§ Given information

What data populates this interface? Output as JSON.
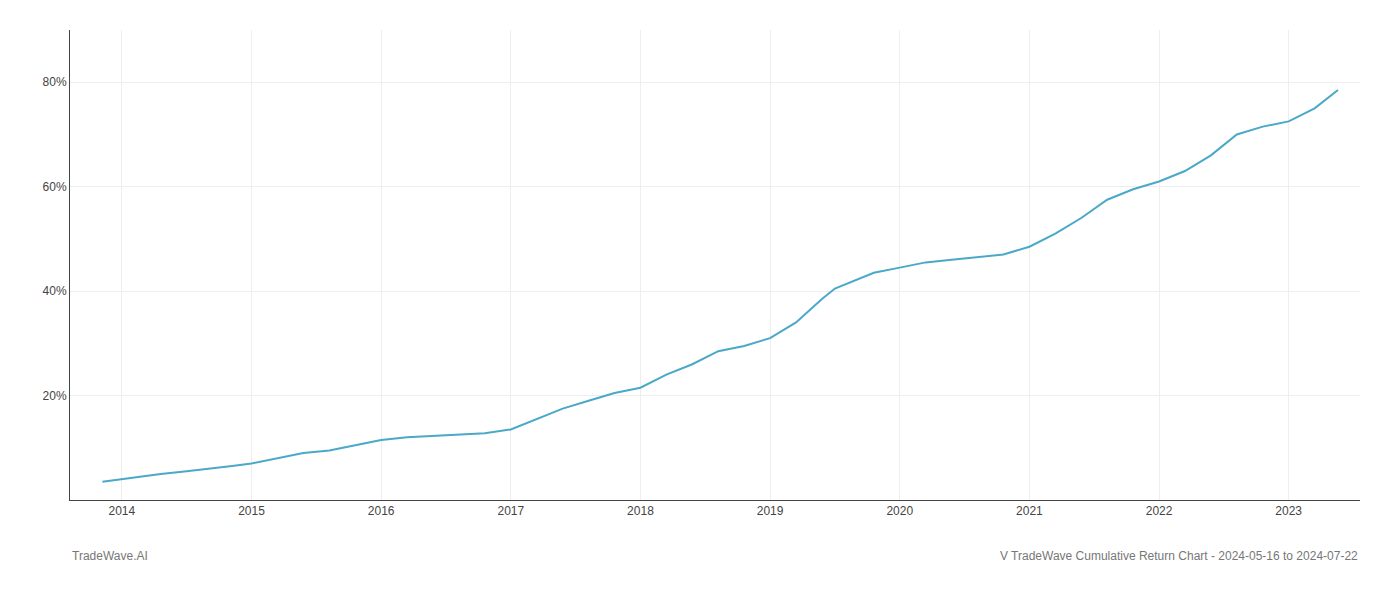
{
  "chart_data": {
    "type": "line",
    "annotations": [
      "TradeWave.AI",
      "V TradeWave Cumulative Return Chart - 2024-05-16 to 2024-07-22"
    ],
    "color": "#4aa8c8",
    "x": [
      2013.85,
      2014.0,
      2014.15,
      2014.3,
      2014.5,
      2014.7,
      2014.85,
      2015.0,
      2015.2,
      2015.4,
      2015.6,
      2015.8,
      2016.0,
      2016.2,
      2016.4,
      2016.6,
      2016.8,
      2017.0,
      2017.2,
      2017.4,
      2017.6,
      2017.8,
      2018.0,
      2018.2,
      2018.4,
      2018.6,
      2018.8,
      2019.0,
      2019.2,
      2019.4,
      2019.5,
      2019.6,
      2019.8,
      2020.0,
      2020.2,
      2020.4,
      2020.6,
      2020.8,
      2021.0,
      2021.2,
      2021.4,
      2021.6,
      2021.8,
      2022.0,
      2022.2,
      2022.4,
      2022.6,
      2022.8,
      2023.0,
      2023.2,
      2023.38
    ],
    "values": [
      3.5,
      4.0,
      4.5,
      5.0,
      5.5,
      6.0,
      6.5,
      7.0,
      8.0,
      9.0,
      9.5,
      10.5,
      11.5,
      12.0,
      12.3,
      12.6,
      12.8,
      13.5,
      15.5,
      17.5,
      19.0,
      20.5,
      21.5,
      24.0,
      26.0,
      28.5,
      29.5,
      31.0,
      34.0,
      38.5,
      40.5,
      41.5,
      43.5,
      44.5,
      45.5,
      46.0,
      46.5,
      47.0,
      48.5,
      51.0,
      54.0,
      57.5,
      59.5,
      61.0,
      63.0,
      66.0,
      70.0,
      71.5,
      72.5,
      75.0,
      78.5
    ],
    "xlim": [
      2013.6,
      2023.55
    ],
    "xticks": [
      2014,
      2015,
      2016,
      2017,
      2018,
      2019,
      2020,
      2021,
      2022,
      2023
    ],
    "ylim": [
      0,
      90
    ],
    "yticks": [
      {
        "value": 20,
        "label": "20%"
      },
      {
        "value": 40,
        "label": "40%"
      },
      {
        "value": 60,
        "label": "60%"
      },
      {
        "value": 80,
        "label": "80%"
      }
    ],
    "grid": true
  }
}
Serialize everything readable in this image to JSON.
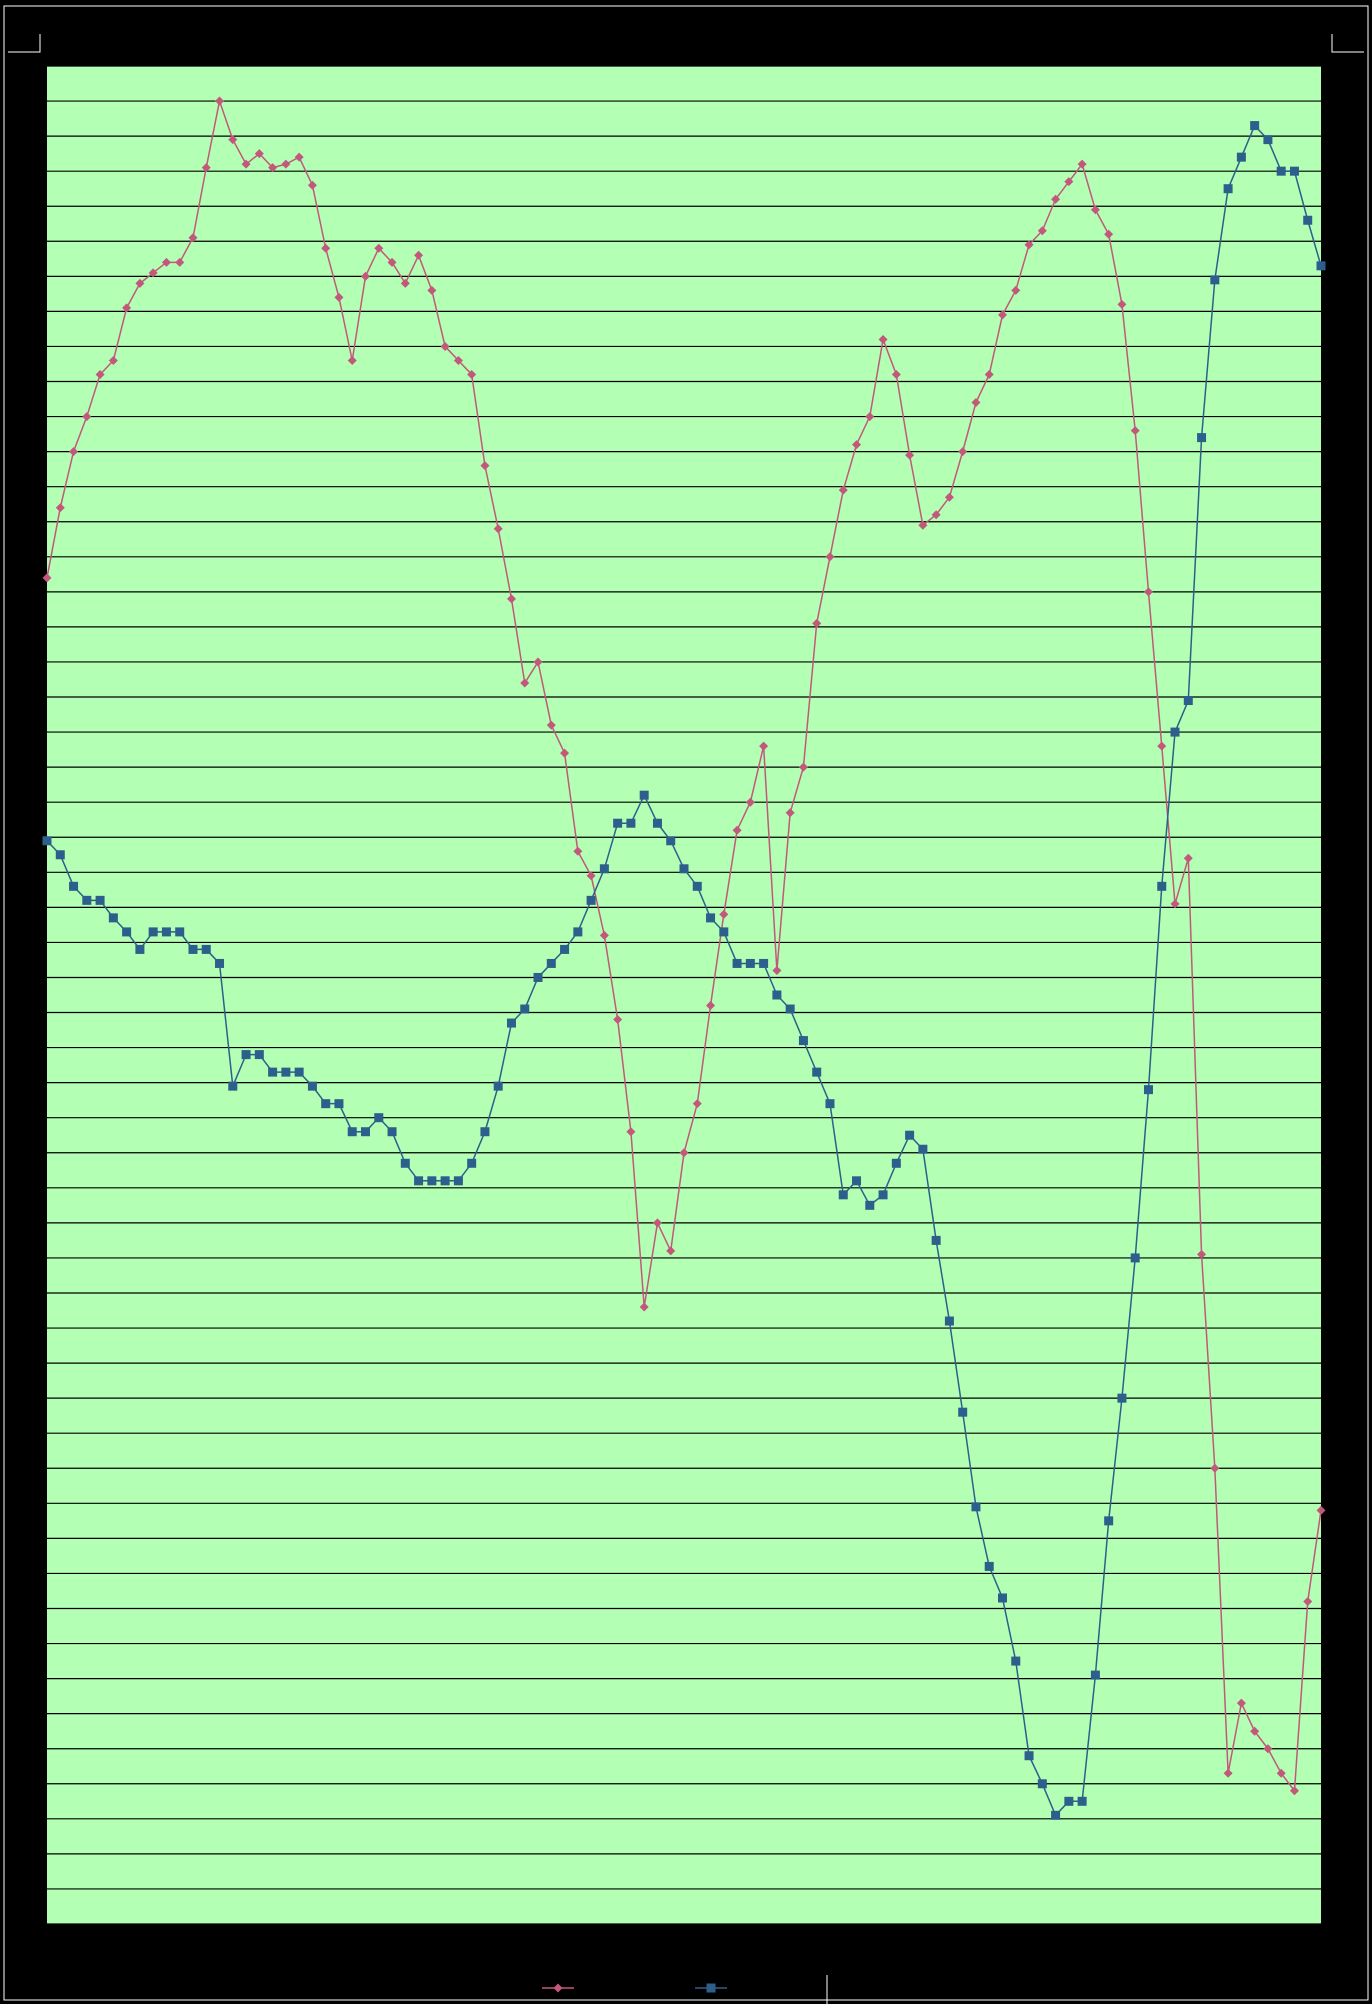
{
  "chart_data": {
    "type": "line",
    "x": [
      0,
      1,
      2,
      3,
      4,
      5,
      6,
      7,
      8,
      9,
      10,
      11,
      12,
      13,
      14,
      15,
      16,
      17,
      18,
      19,
      20,
      21,
      22,
      23,
      24,
      25,
      26,
      27,
      28,
      29,
      30,
      31,
      32,
      33,
      34,
      35,
      36,
      37,
      38,
      39,
      40,
      41,
      42,
      43,
      44,
      45,
      46,
      47,
      48,
      49,
      50,
      51,
      52,
      53,
      54,
      55,
      56,
      57,
      58,
      59,
      60,
      61,
      62,
      63,
      64,
      65,
      66,
      67,
      68,
      69,
      70,
      71,
      72,
      73,
      74,
      75,
      76,
      77,
      78,
      79,
      80,
      81,
      82,
      83,
      84,
      85,
      86,
      87,
      88,
      89,
      90,
      91,
      92,
      93,
      94,
      95,
      96
    ],
    "xlim": [
      0,
      96
    ],
    "ylim": [
      0,
      53
    ],
    "yticks": [
      0,
      1,
      2,
      3,
      4,
      5,
      6,
      7,
      8,
      9,
      10,
      11,
      12,
      13,
      14,
      15,
      16,
      17,
      18,
      19,
      20,
      21,
      22,
      23,
      24,
      25,
      26,
      27,
      28,
      29,
      30,
      31,
      32,
      33,
      34,
      35,
      36,
      37,
      38,
      39,
      40,
      41,
      42,
      43,
      44,
      45,
      46,
      47,
      48,
      49,
      50,
      51,
      52,
      53
    ],
    "grid": true,
    "background": "#b3ffb3",
    "legend": "bottom",
    "series": [
      {
        "color": "#c2587c",
        "marker": "diamond",
        "values": [
          38.4,
          40.4,
          42.0,
          43.0,
          44.2,
          44.6,
          46.1,
          46.8,
          47.1,
          47.4,
          47.4,
          48.1,
          50.1,
          52.0,
          50.9,
          50.2,
          50.5,
          50.1,
          50.2,
          50.4,
          49.6,
          47.8,
          46.4,
          44.6,
          47.0,
          47.8,
          47.4,
          46.8,
          47.6,
          46.6,
          45.0,
          44.6,
          44.2,
          41.6,
          39.8,
          37.8,
          35.4,
          36.0,
          34.2,
          33.4,
          30.6,
          29.9,
          28.2,
          25.8,
          22.6,
          17.6,
          20.0,
          19.2,
          22.0,
          23.4,
          26.2,
          28.8,
          31.2,
          32.0,
          33.6,
          27.2,
          31.7,
          33.0,
          37.1,
          39.0,
          40.9,
          42.2,
          43.0,
          45.2,
          44.2,
          41.9,
          39.9,
          40.2,
          40.7,
          42.0,
          43.4,
          44.2,
          45.9,
          46.6,
          47.9,
          48.3,
          49.2,
          49.7,
          50.2,
          48.9,
          48.2,
          46.2,
          42.6,
          38.0,
          33.6,
          29.1,
          30.4,
          19.1,
          13.0,
          4.3,
          6.3,
          5.5,
          5.0,
          4.3,
          3.8,
          9.2,
          11.8
        ]
      },
      {
        "color": "#2d5f8c",
        "marker": "square",
        "values": [
          30.9,
          30.5,
          29.6,
          29.2,
          29.2,
          28.7,
          28.3,
          27.8,
          28.3,
          28.3,
          28.3,
          27.8,
          27.8,
          27.4,
          23.9,
          24.8,
          24.8,
          24.3,
          24.3,
          24.3,
          23.9,
          23.4,
          23.4,
          22.6,
          22.6,
          23.0,
          22.6,
          21.7,
          21.2,
          21.2,
          21.2,
          21.2,
          21.7,
          22.6,
          23.9,
          25.7,
          26.1,
          27.0,
          27.4,
          27.8,
          28.3,
          29.2,
          30.1,
          31.4,
          31.4,
          32.2,
          31.4,
          30.9,
          30.1,
          29.6,
          28.7,
          28.3,
          27.4,
          27.4,
          27.4,
          26.5,
          26.1,
          25.2,
          24.3,
          23.4,
          20.8,
          21.2,
          20.5,
          20.8,
          21.7,
          22.5,
          22.1,
          19.5,
          17.2,
          14.6,
          11.9,
          10.2,
          9.3,
          7.5,
          4.8,
          4.0,
          3.1,
          3.5,
          3.5,
          7.1,
          11.5,
          15.0,
          19.0,
          23.8,
          29.6,
          34.0,
          34.9,
          42.4,
          46.9,
          49.5,
          50.4,
          51.3,
          50.9,
          50.0,
          50.0,
          48.6,
          47.3
        ]
      }
    ]
  }
}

§ What is needed
Restate the records above in full, word for word. Keep pictures out.

§ Response
What data populates this interface? Output as JSON.
{
  "chart_data": {
    "type": "line",
    "annotations": [
      "TradeWave.AI",
      "V TradeWave Cumulative Return Chart - 2024-05-16 to 2024-07-22"
    ],
    "color": "#4aa8c8",
    "x": [
      2013.85,
      2014.0,
      2014.15,
      2014.3,
      2014.5,
      2014.7,
      2014.85,
      2015.0,
      2015.2,
      2015.4,
      2015.6,
      2015.8,
      2016.0,
      2016.2,
      2016.4,
      2016.6,
      2016.8,
      2017.0,
      2017.2,
      2017.4,
      2017.6,
      2017.8,
      2018.0,
      2018.2,
      2018.4,
      2018.6,
      2018.8,
      2019.0,
      2019.2,
      2019.4,
      2019.5,
      2019.6,
      2019.8,
      2020.0,
      2020.2,
      2020.4,
      2020.6,
      2020.8,
      2021.0,
      2021.2,
      2021.4,
      2021.6,
      2021.8,
      2022.0,
      2022.2,
      2022.4,
      2022.6,
      2022.8,
      2023.0,
      2023.2,
      2023.38
    ],
    "values": [
      3.5,
      4.0,
      4.5,
      5.0,
      5.5,
      6.0,
      6.5,
      7.0,
      8.0,
      9.0,
      9.5,
      10.5,
      11.5,
      12.0,
      12.3,
      12.6,
      12.8,
      13.5,
      15.5,
      17.5,
      19.0,
      20.5,
      21.5,
      24.0,
      26.0,
      28.5,
      29.5,
      31.0,
      34.0,
      38.5,
      40.5,
      41.5,
      43.5,
      44.5,
      45.5,
      46.0,
      46.5,
      47.0,
      48.5,
      51.0,
      54.0,
      57.5,
      59.5,
      61.0,
      63.0,
      66.0,
      70.0,
      71.5,
      72.5,
      75.0,
      78.5
    ],
    "xlim": [
      2013.6,
      2023.55
    ],
    "xticks": [
      2014,
      2015,
      2016,
      2017,
      2018,
      2019,
      2020,
      2021,
      2022,
      2023
    ],
    "ylim": [
      0,
      90
    ],
    "yticks": [
      {
        "value": 20,
        "label": "20%"
      },
      {
        "value": 40,
        "label": "40%"
      },
      {
        "value": 60,
        "label": "60%"
      },
      {
        "value": 80,
        "label": "80%"
      }
    ],
    "grid": true
  }
}
Serialize everything readable in this image to JSON.
{
  "chart_data": {
    "type": "line",
    "x": [
      0,
      1,
      2,
      3,
      4,
      5,
      6,
      7,
      8,
      9,
      10,
      11,
      12,
      13,
      14,
      15,
      16,
      17,
      18,
      19,
      20,
      21,
      22,
      23,
      24,
      25,
      26,
      27,
      28,
      29,
      30,
      31,
      32,
      33,
      34,
      35,
      36,
      37,
      38,
      39,
      40,
      41,
      42,
      43,
      44,
      45,
      46,
      47,
      48,
      49,
      50,
      51,
      52,
      53,
      54,
      55,
      56,
      57,
      58,
      59,
      60,
      61,
      62,
      63,
      64,
      65,
      66,
      67,
      68,
      69,
      70,
      71,
      72,
      73,
      74,
      75,
      76,
      77,
      78,
      79,
      80,
      81,
      82,
      83,
      84,
      85,
      86,
      87,
      88,
      89,
      90,
      91,
      92,
      93,
      94,
      95,
      96
    ],
    "xlim": [
      0,
      96
    ],
    "ylim": [
      0,
      53
    ],
    "yticks": [
      0,
      1,
      2,
      3,
      4,
      5,
      6,
      7,
      8,
      9,
      10,
      11,
      12,
      13,
      14,
      15,
      16,
      17,
      18,
      19,
      20,
      21,
      22,
      23,
      24,
      25,
      26,
      27,
      28,
      29,
      30,
      31,
      32,
      33,
      34,
      35,
      36,
      37,
      38,
      39,
      40,
      41,
      42,
      43,
      44,
      45,
      46,
      47,
      48,
      49,
      50,
      51,
      52,
      53
    ],
    "grid": true,
    "background": "#b3ffb3",
    "legend": "bottom",
    "series": [
      {
        "color": "#c2587c",
        "marker": "diamond",
        "values": [
          38.4,
          40.4,
          42.0,
          43.0,
          44.2,
          44.6,
          46.1,
          46.8,
          47.1,
          47.4,
          47.4,
          48.1,
          50.1,
          52.0,
          50.9,
          50.2,
          50.5,
          50.1,
          50.2,
          50.4,
          49.6,
          47.8,
          46.4,
          44.6,
          47.0,
          47.8,
          47.4,
          46.8,
          47.6,
          46.6,
          45.0,
          44.6,
          44.2,
          41.6,
          39.8,
          37.8,
          35.4,
          36.0,
          34.2,
          33.4,
          30.6,
          29.9,
          28.2,
          25.8,
          22.6,
          17.6,
          20.0,
          19.2,
          22.0,
          23.4,
          26.2,
          28.8,
          31.2,
          32.0,
          33.6,
          27.2,
          31.7,
          33.0,
          37.1,
          39.0,
          40.9,
          42.2,
          43.0,
          45.2,
          44.2,
          41.9,
          39.9,
          40.2,
          40.7,
          42.0,
          43.4,
          44.2,
          45.9,
          46.6,
          47.9,
          48.3,
          49.2,
          49.7,
          50.2,
          48.9,
          48.2,
          46.2,
          42.6,
          38.0,
          33.6,
          29.1,
          30.4,
          19.1,
          13.0,
          4.3,
          6.3,
          5.5,
          5.0,
          4.3,
          3.8,
          9.2,
          11.8
        ]
      },
      {
        "color": "#2d5f8c",
        "marker": "square",
        "values": [
          30.9,
          30.5,
          29.6,
          29.2,
          29.2,
          28.7,
          28.3,
          27.8,
          28.3,
          28.3,
          28.3,
          27.8,
          27.8,
          27.4,
          23.9,
          24.8,
          24.8,
          24.3,
          24.3,
          24.3,
          23.9,
          23.4,
          23.4,
          22.6,
          22.6,
          23.0,
          22.6,
          21.7,
          21.2,
          21.2,
          21.2,
          21.2,
          21.7,
          22.6,
          23.9,
          25.7,
          26.1,
          27.0,
          27.4,
          27.8,
          28.3,
          29.2,
          30.1,
          31.4,
          31.4,
          32.2,
          31.4,
          30.9,
          30.1,
          29.6,
          28.7,
          28.3,
          27.4,
          27.4,
          27.4,
          26.5,
          26.1,
          25.2,
          24.3,
          23.4,
          20.8,
          21.2,
          20.5,
          20.8,
          21.7,
          22.5,
          22.1,
          19.5,
          17.2,
          14.6,
          11.9,
          10.2,
          9.3,
          7.5,
          4.8,
          4.0,
          3.1,
          3.5,
          3.5,
          7.1,
          11.5,
          15.0,
          19.0,
          23.8,
          29.6,
          34.0,
          34.9,
          42.4,
          46.9,
          49.5,
          50.4,
          51.3,
          50.9,
          50.0,
          50.0,
          48.6,
          47.3
        ]
      }
    ]
  }
}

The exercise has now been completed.